— START Information shown —

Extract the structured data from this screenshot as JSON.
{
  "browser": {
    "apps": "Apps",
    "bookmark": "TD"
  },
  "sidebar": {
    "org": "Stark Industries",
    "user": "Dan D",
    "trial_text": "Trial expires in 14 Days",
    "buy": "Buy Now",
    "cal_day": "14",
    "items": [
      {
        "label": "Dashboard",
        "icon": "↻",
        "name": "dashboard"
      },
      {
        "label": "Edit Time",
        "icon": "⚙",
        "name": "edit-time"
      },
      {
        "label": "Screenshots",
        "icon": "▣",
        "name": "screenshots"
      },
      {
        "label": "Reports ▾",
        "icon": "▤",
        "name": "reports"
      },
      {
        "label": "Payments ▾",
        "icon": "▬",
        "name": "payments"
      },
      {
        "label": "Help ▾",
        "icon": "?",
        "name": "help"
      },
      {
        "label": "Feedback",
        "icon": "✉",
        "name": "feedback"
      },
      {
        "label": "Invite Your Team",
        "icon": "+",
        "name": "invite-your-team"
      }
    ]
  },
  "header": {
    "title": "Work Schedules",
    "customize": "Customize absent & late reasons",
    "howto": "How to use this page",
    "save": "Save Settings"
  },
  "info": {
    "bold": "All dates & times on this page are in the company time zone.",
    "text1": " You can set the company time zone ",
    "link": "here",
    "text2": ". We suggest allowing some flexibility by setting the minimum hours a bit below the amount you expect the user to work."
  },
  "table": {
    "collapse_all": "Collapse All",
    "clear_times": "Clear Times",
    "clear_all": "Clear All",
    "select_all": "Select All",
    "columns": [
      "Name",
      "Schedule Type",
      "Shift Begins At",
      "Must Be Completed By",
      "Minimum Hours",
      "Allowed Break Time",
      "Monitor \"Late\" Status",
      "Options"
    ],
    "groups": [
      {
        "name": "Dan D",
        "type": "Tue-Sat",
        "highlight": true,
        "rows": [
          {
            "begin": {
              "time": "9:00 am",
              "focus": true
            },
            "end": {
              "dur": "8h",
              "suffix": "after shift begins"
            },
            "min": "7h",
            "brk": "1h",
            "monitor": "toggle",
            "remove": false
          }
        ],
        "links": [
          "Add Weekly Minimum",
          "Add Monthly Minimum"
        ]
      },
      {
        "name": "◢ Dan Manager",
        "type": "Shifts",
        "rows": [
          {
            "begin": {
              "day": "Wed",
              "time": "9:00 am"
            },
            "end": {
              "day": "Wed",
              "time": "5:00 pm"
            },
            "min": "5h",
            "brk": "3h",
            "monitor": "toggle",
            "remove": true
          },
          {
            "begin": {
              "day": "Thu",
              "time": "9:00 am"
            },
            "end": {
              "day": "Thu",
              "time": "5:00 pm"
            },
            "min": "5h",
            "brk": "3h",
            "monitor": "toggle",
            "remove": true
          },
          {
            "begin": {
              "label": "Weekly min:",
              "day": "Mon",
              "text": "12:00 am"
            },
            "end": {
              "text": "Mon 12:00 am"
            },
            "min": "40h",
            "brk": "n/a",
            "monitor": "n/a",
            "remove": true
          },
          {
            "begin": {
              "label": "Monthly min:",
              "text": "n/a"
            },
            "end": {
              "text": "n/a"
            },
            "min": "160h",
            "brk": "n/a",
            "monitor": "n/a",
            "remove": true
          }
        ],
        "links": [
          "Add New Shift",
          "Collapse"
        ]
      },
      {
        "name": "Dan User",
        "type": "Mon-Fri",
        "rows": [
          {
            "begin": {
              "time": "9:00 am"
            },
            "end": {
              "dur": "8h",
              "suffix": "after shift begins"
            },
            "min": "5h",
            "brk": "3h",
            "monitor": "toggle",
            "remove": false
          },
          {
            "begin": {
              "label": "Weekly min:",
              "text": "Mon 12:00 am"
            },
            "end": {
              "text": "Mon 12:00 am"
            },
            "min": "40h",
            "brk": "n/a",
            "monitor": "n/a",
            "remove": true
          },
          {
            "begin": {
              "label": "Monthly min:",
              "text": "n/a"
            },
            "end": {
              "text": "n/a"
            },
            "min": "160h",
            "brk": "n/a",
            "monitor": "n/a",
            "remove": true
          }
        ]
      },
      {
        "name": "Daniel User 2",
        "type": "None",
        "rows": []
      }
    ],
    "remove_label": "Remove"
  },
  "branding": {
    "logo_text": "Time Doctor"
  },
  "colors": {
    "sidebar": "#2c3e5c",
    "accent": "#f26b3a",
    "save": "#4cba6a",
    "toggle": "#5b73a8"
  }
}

— END Information shown —

> Work to do:
Gather all lines from the listing above in which "zone" occurs.

> The result:
    "bold": "All dates & times on this page are in the company time zone.",
    "text1": " You can set the company time zone ",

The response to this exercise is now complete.